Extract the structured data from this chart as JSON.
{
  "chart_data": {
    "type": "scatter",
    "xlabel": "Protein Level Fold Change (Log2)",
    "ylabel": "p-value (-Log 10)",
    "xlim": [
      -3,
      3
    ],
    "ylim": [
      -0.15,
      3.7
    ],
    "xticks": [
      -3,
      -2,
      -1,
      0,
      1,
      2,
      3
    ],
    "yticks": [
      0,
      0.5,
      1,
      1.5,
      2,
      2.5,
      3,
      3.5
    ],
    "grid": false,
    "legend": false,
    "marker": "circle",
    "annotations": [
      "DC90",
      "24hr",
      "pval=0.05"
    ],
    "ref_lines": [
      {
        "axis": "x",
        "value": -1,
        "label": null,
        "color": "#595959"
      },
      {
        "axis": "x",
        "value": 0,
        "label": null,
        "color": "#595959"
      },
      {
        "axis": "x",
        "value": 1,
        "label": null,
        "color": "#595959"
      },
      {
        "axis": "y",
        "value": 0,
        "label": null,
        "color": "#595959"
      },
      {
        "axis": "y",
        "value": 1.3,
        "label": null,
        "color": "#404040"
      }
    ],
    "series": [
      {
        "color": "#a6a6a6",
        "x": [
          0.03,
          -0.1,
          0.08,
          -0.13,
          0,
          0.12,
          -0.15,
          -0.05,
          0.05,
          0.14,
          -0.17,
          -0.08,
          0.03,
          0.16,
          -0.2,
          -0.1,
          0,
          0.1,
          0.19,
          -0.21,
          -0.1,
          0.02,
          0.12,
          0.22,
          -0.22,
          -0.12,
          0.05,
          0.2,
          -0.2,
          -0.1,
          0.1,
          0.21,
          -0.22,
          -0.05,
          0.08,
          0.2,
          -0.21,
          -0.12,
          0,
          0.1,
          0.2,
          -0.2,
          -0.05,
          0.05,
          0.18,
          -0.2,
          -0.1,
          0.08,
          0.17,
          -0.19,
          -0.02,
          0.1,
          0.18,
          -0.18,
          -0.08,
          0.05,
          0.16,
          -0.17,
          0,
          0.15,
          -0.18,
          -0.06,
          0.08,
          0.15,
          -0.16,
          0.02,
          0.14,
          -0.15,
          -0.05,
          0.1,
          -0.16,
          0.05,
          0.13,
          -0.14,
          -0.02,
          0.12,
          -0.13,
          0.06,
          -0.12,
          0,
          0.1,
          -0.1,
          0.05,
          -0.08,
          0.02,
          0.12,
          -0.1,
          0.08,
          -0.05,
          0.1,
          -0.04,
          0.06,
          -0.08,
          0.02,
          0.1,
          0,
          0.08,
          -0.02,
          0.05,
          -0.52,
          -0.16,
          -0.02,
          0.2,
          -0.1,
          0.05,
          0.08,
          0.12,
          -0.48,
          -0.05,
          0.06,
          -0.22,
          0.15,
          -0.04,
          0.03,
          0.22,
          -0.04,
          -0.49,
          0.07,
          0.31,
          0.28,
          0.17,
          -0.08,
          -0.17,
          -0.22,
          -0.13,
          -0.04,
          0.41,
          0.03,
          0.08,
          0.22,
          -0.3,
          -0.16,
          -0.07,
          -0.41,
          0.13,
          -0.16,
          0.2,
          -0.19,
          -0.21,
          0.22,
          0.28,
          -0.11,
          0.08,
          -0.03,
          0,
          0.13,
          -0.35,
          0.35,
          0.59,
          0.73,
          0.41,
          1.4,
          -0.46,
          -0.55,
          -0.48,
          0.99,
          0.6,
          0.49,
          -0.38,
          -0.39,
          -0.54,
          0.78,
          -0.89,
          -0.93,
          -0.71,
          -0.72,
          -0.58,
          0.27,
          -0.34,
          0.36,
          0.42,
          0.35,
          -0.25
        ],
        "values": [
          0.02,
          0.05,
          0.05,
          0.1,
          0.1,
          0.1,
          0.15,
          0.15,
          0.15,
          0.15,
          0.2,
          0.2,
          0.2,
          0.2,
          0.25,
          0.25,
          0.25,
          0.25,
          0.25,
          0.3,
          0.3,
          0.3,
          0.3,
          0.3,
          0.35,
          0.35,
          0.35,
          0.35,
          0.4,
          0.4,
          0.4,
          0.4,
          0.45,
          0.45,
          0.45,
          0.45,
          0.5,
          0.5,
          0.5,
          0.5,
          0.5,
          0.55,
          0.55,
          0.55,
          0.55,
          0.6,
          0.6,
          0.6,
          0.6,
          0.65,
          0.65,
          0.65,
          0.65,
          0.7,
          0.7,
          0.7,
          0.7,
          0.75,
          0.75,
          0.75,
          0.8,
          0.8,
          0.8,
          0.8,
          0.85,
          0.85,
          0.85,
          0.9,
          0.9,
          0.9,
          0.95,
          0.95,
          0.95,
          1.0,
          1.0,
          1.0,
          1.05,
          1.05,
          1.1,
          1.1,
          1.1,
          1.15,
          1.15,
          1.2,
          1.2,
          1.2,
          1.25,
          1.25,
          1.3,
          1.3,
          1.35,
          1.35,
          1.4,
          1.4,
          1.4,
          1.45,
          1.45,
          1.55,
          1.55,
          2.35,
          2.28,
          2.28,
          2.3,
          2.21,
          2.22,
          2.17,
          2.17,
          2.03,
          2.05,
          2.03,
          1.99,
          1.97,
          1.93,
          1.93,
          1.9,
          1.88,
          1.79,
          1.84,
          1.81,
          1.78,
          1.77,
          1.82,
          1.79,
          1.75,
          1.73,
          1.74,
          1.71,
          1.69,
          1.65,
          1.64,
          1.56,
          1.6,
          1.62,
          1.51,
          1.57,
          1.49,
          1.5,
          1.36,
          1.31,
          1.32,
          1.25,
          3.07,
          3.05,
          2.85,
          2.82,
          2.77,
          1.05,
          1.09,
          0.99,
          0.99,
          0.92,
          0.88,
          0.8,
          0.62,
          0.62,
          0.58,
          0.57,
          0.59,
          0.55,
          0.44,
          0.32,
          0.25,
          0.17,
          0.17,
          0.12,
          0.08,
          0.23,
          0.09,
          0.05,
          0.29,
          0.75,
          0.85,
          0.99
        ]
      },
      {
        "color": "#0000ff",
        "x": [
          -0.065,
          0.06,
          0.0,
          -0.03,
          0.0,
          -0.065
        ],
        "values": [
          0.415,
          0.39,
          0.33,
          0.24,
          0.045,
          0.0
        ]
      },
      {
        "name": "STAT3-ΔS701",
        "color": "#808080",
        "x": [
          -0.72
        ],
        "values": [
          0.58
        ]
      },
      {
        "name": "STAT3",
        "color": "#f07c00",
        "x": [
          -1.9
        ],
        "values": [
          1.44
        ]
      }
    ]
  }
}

## Exercise
Reproduce every record, matching each line exactly.

## Your response
Extract the structured data from this chart as JSON.
{
  "chart_data": {
    "type": "scatter",
    "xlabel": "Protein Level Fold Change (Log2)",
    "ylabel": "p-value (-Log 10)",
    "xlim": [
      -3,
      3
    ],
    "ylim": [
      -0.15,
      3.7
    ],
    "xticks": [
      -3,
      -2,
      -1,
      0,
      1,
      2,
      3
    ],
    "yticks": [
      0,
      0.5,
      1,
      1.5,
      2,
      2.5,
      3,
      3.5
    ],
    "grid": false,
    "legend": false,
    "marker": "circle",
    "annotations": [
      "DC90",
      "24hr",
      "pval=0.05"
    ],
    "ref_lines": [
      {
        "axis": "x",
        "value": -1,
        "label": null,
        "color": "#595959"
      },
      {
        "axis": "x",
        "value": 0,
        "label": null,
        "color": "#595959"
      },
      {
        "axis": "x",
        "value": 1,
        "label": null,
        "color": "#595959"
      },
      {
        "axis": "y",
        "value": 0,
        "label": null,
        "color": "#595959"
      },
      {
        "axis": "y",
        "value": 1.3,
        "label": null,
        "color": "#404040"
      }
    ],
    "series": [
      {
        "color": "#a6a6a6",
        "x": [
          0.03,
          -0.1,
          0.08,
          -0.13,
          0,
          0.12,
          -0.15,
          -0.05,
          0.05,
          0.14,
          -0.17,
          -0.08,
          0.03,
          0.16,
          -0.2,
          -0.1,
          0,
          0.1,
          0.19,
          -0.21,
          -0.1,
          0.02,
          0.12,
          0.22,
          -0.22,
          -0.12,
          0.05,
          0.2,
          -0.2,
          -0.1,
          0.1,
          0.21,
          -0.22,
          -0.05,
          0.08,
          0.2,
          -0.21,
          -0.12,
          0,
          0.1,
          0.2,
          -0.2,
          -0.05,
          0.05,
          0.18,
          -0.2,
          -0.1,
          0.08,
          0.17,
          -0.19,
          -0.02,
          0.1,
          0.18,
          -0.18,
          -0.08,
          0.05,
          0.16,
          -0.17,
          0,
          0.15,
          -0.18,
          -0.06,
          0.08,
          0.15,
          -0.16,
          0.02,
          0.14,
          -0.15,
          -0.05,
          0.1,
          -0.16,
          0.05,
          0.13,
          -0.14,
          -0.02,
          0.12,
          -0.13,
          0.06,
          -0.12,
          0,
          0.1,
          -0.1,
          0.05,
          -0.08,
          0.02,
          0.12,
          -0.1,
          0.08,
          -0.05,
          0.1,
          -0.04,
          0.06,
          -0.08,
          0.02,
          0.1,
          0,
          0.08,
          -0.02,
          0.05,
          -0.52,
          -0.16,
          -0.02,
          0.2,
          -0.1,
          0.05,
          0.08,
          0.12,
          -0.48,
          -0.05,
          0.06,
          -0.22,
          0.15,
          -0.04,
          0.03,
          0.22,
          -0.04,
          -0.49,
          0.07,
          0.31,
          0.28,
          0.17,
          -0.08,
          -0.17,
          -0.22,
          -0.13,
          -0.04,
          0.41,
          0.03,
          0.08,
          0.22,
          -0.3,
          -0.16,
          -0.07,
          -0.41,
          0.13,
          -0.16,
          0.2,
          -0.19,
          -0.21,
          0.22,
          0.28,
          -0.11,
          0.08,
          -0.03,
          0,
          0.13,
          -0.35,
          0.35,
          0.59,
          0.73,
          0.41,
          1.4,
          -0.46,
          -0.55,
          -0.48,
          0.99,
          0.6,
          0.49,
          -0.38,
          -0.39,
          -0.54,
          0.78,
          -0.89,
          -0.93,
          -0.71,
          -0.72,
          -0.58,
          0.27,
          -0.34,
          0.36,
          0.42,
          0.35,
          -0.25
        ],
        "values": [
          0.02,
          0.05,
          0.05,
          0.1,
          0.1,
          0.1,
          0.15,
          0.15,
          0.15,
          0.15,
          0.2,
          0.2,
          0.2,
          0.2,
          0.25,
          0.25,
          0.25,
          0.25,
          0.25,
          0.3,
          0.3,
          0.3,
          0.3,
          0.3,
          0.35,
          0.35,
          0.35,
          0.35,
          0.4,
          0.4,
          0.4,
          0.4,
          0.45,
          0.45,
          0.45,
          0.45,
          0.5,
          0.5,
          0.5,
          0.5,
          0.5,
          0.55,
          0.55,
          0.55,
          0.55,
          0.6,
          0.6,
          0.6,
          0.6,
          0.65,
          0.65,
          0.65,
          0.65,
          0.7,
          0.7,
          0.7,
          0.7,
          0.75,
          0.75,
          0.75,
          0.8,
          0.8,
          0.8,
          0.8,
          0.85,
          0.85,
          0.85,
          0.9,
          0.9,
          0.9,
          0.95,
          0.95,
          0.95,
          1.0,
          1.0,
          1.0,
          1.05,
          1.05,
          1.1,
          1.1,
          1.1,
          1.15,
          1.15,
          1.2,
          1.2,
          1.2,
          1.25,
          1.25,
          1.3,
          1.3,
          1.35,
          1.35,
          1.4,
          1.4,
          1.4,
          1.45,
          1.45,
          1.55,
          1.55,
          2.35,
          2.28,
          2.28,
          2.3,
          2.21,
          2.22,
          2.17,
          2.17,
          2.03,
          2.05,
          2.03,
          1.99,
          1.97,
          1.93,
          1.93,
          1.9,
          1.88,
          1.79,
          1.84,
          1.81,
          1.78,
          1.77,
          1.82,
          1.79,
          1.75,
          1.73,
          1.74,
          1.71,
          1.69,
          1.65,
          1.64,
          1.56,
          1.6,
          1.62,
          1.51,
          1.57,
          1.49,
          1.5,
          1.36,
          1.31,
          1.32,
          1.25,
          3.07,
          3.05,
          2.85,
          2.82,
          2.77,
          1.05,
          1.09,
          0.99,
          0.99,
          0.92,
          0.88,
          0.8,
          0.62,
          0.62,
          0.58,
          0.57,
          0.59,
          0.55,
          0.44,
          0.32,
          0.25,
          0.17,
          0.17,
          0.12,
          0.08,
          0.23,
          0.09,
          0.05,
          0.29,
          0.75,
          0.85,
          0.99
        ]
      },
      {
        "color": "#0000ff",
        "x": [
          -0.065,
          0.06,
          0.0,
          -0.03,
          0.0,
          -0.065
        ],
        "values": [
          0.415,
          0.39,
          0.33,
          0.24,
          0.045,
          0.0
        ]
      },
      {
        "name": "STAT3-ΔS701",
        "color": "#808080",
        "x": [
          -0.72
        ],
        "values": [
          0.58
        ]
      },
      {
        "name": "STAT3",
        "color": "#f07c00",
        "x": [
          -1.9
        ],
        "values": [
          1.44
        ]
      }
    ]
  }
}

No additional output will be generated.